Set task:
Print the listing below exactly.

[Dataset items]
================

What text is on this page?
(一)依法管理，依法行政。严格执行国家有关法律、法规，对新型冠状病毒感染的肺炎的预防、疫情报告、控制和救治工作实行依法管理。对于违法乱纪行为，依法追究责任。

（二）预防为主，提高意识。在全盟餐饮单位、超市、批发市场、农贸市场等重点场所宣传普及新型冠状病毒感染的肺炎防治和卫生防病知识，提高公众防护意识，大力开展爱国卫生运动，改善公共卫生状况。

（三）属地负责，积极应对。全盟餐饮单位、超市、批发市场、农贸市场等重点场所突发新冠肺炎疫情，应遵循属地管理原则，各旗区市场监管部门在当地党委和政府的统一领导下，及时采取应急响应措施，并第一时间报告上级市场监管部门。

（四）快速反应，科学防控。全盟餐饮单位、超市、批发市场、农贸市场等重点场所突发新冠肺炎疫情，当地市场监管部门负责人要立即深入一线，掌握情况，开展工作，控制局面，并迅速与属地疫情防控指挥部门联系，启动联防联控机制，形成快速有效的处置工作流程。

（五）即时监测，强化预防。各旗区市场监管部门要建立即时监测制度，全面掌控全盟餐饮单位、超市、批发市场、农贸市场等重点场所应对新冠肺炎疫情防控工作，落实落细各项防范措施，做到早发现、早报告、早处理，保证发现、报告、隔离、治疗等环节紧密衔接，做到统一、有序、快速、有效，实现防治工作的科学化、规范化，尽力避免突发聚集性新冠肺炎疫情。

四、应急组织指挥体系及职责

================

Solution:
What text is on this page?
(一)依法管理，依法行政。严格执行国家有关法律、法规，对新型冠状病毒感染的肺炎的预防、疫情报告、控制和救治工作实行依法管理。对于违法乱纪行为，依法追究责任。

（二）预防为主，提高意识。在全盟餐饮单位、超市、批发市场、农贸市场等重点场所宣传普及新型冠状病毒感染的肺炎防治和卫生防病知识，提高公众防护意识，大力开展爱国卫生运动，改善公共卫生状况。

（三）属地负责，积极应对。全盟餐饮单位、超市、批发市场、农贸市场等重点场所突发新冠肺炎疫情，应遵循属地管理原则，各旗区市场监管部门在当地党委和政府的统一领导下，及时采取应急响应措施，并第一时间报告上级市场监管部门。

（四）快速反应，科学防控。全盟餐饮单位、超市、批发市场、农贸市场等重点场所突发新冠肺炎疫情，当地市场监管部门负责人要立即深入一线，掌握情况，开展工作，控制局面，并迅速与属地疫情防控指挥部门联系，启动联防联控机制，形成快速有效的处置工作流程。

（五）即时监测，强化预防。各旗区市场监管部门要建立即时监测制度，全面掌控全盟餐饮单位、超市、批发市场、农贸市场等重点场所应对新冠肺炎疫情防控工作，落实落细各项防范措施，做到早发现、早报告、早处理，保证发现、报告、隔离、治疗等环节紧密衔接，做到统一、有序、快速、有效，实现防治工作的科学化、规范化，尽力避免突发聚集性新冠肺炎疫情。

四、应急组织指挥体系及职责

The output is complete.